— Brief —
Work through the data below and give the number of lines holding "this", nothing more.
— BEGIN —
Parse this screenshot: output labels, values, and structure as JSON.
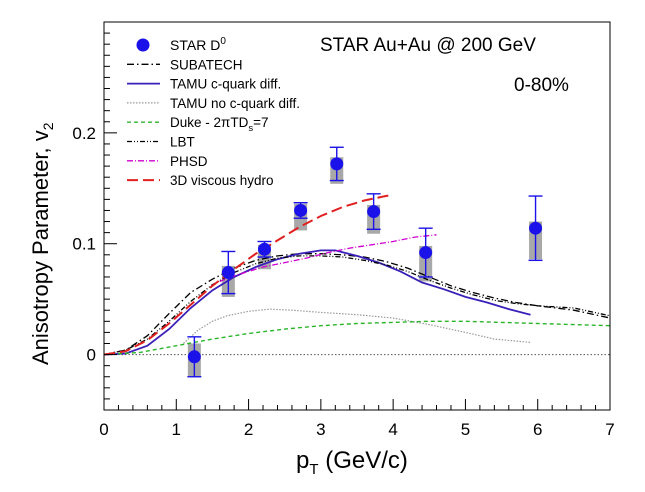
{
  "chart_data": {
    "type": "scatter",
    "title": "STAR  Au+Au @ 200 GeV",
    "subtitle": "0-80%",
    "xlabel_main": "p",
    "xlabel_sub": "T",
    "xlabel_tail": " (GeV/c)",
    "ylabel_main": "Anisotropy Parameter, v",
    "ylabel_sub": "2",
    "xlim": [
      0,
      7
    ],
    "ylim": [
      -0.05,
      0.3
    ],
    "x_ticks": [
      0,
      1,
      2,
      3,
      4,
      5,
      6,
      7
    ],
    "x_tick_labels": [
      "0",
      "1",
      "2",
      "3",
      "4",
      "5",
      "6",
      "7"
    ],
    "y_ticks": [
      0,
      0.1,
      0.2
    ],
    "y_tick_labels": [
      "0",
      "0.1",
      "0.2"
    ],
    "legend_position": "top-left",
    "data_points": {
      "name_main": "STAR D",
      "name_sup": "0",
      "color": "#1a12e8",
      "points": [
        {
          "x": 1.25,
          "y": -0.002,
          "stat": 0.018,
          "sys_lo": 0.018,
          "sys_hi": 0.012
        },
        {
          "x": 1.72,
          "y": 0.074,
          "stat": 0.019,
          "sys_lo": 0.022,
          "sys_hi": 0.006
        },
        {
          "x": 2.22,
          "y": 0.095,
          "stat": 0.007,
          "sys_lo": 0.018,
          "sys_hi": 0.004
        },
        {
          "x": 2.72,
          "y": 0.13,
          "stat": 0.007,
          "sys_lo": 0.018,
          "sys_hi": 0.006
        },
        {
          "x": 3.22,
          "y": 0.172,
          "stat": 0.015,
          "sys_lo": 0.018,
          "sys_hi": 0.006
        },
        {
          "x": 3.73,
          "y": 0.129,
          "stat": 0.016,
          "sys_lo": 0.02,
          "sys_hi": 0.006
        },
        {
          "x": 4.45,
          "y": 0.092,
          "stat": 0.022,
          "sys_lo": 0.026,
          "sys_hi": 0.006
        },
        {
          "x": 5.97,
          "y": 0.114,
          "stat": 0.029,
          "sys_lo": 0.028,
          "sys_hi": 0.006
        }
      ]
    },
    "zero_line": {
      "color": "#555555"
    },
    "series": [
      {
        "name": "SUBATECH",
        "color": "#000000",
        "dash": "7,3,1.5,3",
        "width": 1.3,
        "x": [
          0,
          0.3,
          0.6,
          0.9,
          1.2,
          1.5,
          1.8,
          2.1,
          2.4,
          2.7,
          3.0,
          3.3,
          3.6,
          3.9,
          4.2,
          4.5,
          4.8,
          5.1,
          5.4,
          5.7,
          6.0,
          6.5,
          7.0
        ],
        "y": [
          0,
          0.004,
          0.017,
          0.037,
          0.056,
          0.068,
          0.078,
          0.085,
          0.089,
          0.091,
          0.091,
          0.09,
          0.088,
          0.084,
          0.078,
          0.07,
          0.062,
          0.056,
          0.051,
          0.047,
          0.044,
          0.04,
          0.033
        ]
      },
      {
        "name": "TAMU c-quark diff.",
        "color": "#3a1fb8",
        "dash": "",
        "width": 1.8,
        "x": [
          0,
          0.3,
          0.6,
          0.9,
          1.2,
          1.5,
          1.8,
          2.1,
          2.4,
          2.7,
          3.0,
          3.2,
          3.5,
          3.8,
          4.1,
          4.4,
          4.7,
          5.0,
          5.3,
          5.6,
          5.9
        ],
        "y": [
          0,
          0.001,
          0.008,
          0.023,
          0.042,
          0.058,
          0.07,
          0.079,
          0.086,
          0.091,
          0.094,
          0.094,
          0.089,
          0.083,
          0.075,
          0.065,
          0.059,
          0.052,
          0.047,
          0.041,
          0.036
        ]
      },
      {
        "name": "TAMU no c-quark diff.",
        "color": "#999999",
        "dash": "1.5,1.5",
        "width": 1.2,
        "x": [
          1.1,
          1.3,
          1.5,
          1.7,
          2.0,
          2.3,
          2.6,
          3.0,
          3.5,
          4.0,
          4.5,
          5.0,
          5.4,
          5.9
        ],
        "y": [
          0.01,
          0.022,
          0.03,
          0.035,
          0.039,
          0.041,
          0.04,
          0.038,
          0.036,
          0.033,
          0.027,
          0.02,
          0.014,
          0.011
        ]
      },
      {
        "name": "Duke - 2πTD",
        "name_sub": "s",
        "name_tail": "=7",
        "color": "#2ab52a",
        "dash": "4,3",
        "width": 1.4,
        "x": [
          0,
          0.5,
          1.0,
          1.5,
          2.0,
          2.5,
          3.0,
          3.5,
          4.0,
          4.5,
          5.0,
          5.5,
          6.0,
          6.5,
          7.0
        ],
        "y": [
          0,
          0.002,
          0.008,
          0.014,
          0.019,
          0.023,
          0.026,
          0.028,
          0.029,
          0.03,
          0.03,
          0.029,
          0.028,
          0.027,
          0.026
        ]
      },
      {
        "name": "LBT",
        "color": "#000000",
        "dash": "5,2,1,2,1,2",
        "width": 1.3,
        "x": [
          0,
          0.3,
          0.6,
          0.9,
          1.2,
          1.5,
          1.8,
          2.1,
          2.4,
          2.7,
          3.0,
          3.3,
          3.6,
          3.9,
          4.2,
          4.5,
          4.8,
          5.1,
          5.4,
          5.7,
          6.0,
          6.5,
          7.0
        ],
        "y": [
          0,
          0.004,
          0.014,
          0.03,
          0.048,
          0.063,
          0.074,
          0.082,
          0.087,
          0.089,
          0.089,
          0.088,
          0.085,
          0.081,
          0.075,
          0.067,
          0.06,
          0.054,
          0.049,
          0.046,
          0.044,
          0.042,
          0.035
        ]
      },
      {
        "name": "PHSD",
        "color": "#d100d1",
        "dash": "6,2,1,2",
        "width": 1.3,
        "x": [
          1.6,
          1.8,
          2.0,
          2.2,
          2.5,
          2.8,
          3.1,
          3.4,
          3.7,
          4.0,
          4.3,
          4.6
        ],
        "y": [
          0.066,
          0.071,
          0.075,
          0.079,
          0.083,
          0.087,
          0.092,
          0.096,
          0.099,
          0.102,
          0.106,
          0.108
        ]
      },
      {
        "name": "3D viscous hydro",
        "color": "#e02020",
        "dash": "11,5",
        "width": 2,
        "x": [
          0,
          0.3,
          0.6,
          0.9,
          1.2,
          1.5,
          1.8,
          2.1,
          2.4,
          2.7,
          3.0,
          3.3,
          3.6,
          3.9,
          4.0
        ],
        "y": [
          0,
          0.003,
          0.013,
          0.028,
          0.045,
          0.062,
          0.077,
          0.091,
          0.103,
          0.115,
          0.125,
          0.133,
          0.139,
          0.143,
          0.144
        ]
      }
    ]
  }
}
— END —
— BEGIN —
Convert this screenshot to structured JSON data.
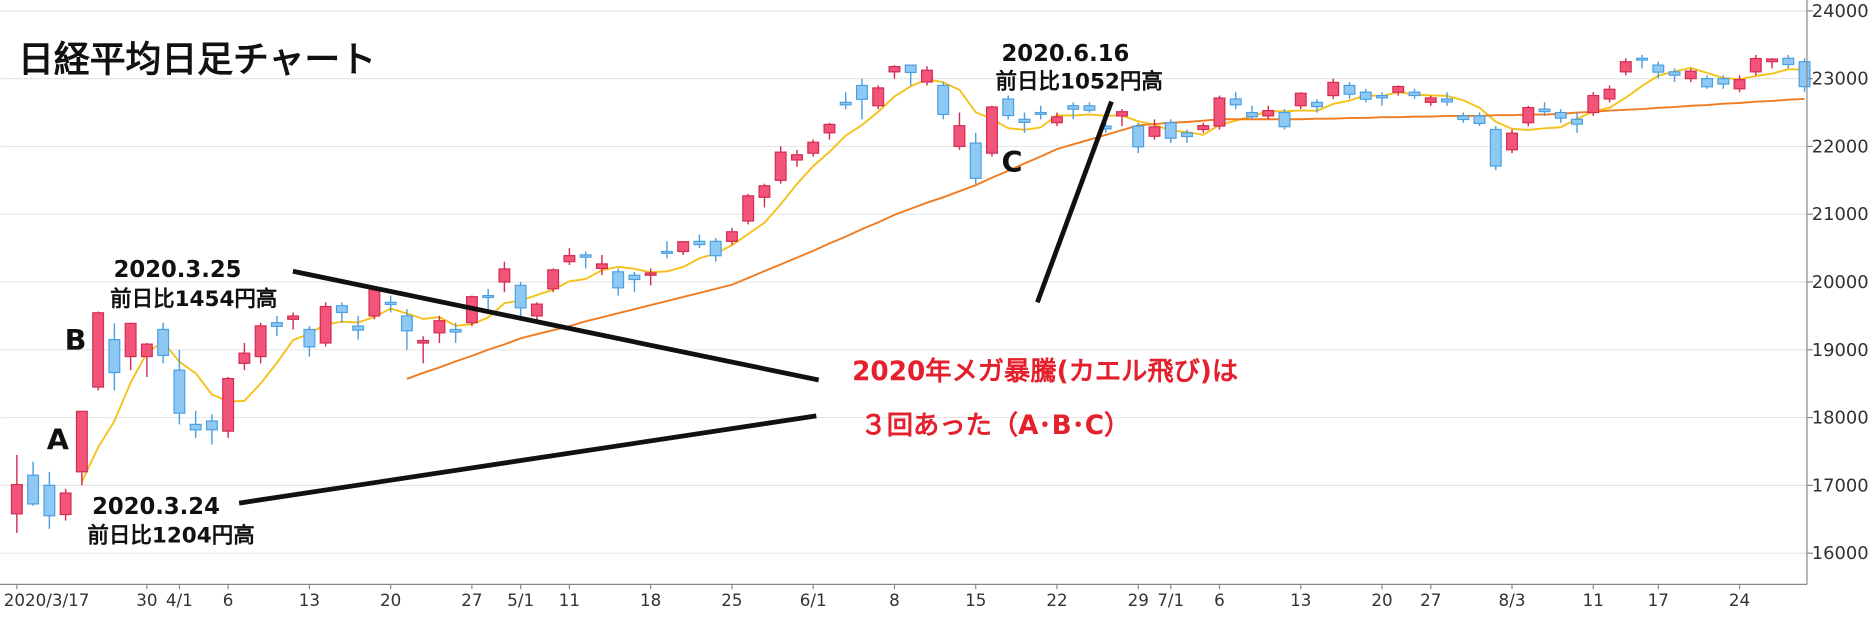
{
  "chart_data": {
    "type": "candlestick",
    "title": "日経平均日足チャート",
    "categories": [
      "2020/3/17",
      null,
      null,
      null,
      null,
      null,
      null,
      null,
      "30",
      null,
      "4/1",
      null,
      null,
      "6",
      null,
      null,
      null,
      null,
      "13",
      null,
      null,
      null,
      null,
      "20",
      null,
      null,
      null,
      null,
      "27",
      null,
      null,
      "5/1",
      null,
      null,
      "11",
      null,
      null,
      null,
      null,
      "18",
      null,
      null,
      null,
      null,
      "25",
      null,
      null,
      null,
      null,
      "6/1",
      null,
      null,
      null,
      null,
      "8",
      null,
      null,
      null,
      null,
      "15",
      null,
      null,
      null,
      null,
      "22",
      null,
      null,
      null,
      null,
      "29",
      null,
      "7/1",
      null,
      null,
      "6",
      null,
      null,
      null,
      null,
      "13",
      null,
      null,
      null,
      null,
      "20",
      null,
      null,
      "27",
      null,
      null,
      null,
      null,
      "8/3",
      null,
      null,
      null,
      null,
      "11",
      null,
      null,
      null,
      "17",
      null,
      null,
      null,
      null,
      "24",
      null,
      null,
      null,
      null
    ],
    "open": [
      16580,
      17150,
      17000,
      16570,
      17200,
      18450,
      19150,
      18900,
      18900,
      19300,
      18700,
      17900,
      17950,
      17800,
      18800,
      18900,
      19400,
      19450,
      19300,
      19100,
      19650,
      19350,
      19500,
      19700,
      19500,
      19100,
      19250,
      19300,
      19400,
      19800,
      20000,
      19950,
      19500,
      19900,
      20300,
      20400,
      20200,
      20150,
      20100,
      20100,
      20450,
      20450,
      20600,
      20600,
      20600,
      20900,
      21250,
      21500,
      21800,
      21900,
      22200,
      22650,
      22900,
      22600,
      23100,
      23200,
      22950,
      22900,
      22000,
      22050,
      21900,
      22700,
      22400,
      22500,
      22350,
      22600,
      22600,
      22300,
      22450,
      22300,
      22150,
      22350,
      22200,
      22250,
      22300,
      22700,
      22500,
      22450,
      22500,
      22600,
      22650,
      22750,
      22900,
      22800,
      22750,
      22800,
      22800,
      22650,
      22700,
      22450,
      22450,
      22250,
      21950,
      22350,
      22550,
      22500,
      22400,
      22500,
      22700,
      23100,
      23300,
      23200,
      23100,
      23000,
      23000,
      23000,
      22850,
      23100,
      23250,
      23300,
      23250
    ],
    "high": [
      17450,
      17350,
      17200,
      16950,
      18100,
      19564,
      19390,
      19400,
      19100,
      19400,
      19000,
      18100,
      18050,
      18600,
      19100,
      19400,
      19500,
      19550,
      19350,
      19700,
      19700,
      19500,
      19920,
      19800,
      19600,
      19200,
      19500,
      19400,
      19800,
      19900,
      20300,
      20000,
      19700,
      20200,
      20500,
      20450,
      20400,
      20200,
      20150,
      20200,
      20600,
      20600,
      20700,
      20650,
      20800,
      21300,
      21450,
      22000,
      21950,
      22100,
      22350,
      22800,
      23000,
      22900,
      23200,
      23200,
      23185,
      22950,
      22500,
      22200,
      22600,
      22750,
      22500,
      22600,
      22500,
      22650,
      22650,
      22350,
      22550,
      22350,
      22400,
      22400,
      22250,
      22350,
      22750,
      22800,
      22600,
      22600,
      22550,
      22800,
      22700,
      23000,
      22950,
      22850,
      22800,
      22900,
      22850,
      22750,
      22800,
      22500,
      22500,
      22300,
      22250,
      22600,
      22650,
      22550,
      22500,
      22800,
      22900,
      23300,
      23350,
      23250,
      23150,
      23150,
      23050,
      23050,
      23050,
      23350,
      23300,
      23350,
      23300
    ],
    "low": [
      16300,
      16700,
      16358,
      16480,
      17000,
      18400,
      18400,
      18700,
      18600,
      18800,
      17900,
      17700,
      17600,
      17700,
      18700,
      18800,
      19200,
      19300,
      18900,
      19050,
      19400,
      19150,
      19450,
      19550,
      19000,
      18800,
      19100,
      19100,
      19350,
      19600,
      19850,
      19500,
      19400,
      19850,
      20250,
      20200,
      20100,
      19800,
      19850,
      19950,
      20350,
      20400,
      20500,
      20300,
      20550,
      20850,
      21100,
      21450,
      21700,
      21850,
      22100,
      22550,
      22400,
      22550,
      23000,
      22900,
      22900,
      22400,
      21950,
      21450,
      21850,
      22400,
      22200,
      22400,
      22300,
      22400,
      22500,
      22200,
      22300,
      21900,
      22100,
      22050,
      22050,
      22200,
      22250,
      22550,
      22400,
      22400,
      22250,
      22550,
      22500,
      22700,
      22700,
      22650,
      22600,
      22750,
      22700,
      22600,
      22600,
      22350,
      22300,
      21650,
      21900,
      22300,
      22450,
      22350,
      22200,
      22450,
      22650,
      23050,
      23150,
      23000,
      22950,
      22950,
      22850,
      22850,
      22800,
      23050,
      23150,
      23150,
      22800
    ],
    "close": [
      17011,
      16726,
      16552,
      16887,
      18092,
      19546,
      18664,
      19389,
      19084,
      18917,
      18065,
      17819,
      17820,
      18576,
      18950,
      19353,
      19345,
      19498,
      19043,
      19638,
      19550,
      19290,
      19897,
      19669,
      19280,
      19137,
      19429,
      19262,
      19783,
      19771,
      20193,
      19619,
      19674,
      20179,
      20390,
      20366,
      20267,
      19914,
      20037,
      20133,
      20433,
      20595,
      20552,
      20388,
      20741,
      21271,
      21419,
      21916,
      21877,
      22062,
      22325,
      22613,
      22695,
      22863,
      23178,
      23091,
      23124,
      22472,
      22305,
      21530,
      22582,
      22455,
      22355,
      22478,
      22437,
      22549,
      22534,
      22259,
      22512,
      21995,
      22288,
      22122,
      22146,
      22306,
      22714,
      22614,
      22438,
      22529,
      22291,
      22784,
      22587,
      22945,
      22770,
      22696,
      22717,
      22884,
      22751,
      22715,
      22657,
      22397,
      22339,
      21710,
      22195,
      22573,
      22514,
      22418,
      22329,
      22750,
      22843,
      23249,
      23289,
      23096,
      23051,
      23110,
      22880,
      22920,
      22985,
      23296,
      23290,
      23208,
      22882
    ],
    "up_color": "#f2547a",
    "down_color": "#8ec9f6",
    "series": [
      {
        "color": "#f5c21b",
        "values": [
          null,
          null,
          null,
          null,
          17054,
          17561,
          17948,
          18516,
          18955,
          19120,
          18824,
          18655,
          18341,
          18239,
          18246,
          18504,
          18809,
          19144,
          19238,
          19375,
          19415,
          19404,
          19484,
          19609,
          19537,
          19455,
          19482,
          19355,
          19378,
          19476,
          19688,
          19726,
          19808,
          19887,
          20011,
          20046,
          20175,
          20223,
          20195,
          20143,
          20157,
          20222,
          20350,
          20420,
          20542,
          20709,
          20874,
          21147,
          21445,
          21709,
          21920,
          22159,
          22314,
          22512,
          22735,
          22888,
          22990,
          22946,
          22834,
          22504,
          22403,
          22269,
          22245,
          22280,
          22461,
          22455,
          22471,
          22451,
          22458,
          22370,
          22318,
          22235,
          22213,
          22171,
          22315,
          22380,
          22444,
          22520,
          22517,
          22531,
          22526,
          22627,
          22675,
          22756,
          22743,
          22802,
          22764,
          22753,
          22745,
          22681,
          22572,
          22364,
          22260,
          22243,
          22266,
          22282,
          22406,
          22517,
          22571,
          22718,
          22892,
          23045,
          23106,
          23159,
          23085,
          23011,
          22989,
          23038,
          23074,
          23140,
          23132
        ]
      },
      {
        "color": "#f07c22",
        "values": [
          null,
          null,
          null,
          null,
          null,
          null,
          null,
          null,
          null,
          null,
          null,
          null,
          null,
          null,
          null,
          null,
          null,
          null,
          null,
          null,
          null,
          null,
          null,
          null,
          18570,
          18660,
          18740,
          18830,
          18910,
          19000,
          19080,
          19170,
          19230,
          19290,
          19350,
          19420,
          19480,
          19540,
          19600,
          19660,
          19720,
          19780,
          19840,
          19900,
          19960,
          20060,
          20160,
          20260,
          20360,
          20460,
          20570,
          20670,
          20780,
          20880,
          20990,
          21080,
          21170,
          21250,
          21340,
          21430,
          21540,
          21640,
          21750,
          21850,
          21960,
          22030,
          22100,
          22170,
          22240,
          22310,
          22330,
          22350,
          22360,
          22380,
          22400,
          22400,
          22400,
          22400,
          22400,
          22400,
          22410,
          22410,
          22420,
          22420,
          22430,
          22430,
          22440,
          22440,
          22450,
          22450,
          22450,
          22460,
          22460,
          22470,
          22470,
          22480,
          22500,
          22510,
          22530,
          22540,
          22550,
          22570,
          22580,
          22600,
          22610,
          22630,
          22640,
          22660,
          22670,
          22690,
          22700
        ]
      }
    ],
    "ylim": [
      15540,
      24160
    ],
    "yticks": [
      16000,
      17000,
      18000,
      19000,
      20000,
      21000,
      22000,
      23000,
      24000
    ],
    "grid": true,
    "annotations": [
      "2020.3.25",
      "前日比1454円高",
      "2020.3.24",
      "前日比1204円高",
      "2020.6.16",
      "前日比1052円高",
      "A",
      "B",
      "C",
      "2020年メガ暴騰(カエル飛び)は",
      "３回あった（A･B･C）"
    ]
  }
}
— END —
— BEGIN —
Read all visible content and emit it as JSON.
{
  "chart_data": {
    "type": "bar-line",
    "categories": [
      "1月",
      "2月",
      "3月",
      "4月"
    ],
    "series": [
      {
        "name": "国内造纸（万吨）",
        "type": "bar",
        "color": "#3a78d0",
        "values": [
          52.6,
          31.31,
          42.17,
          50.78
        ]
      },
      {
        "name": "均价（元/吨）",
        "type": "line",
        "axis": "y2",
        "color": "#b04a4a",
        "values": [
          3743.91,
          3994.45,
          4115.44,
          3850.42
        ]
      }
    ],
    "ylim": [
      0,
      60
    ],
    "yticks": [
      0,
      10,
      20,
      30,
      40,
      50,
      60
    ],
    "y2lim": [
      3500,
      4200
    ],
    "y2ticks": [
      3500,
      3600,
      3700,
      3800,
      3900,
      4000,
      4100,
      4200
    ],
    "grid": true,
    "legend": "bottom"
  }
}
— END —
— Expected answer —
2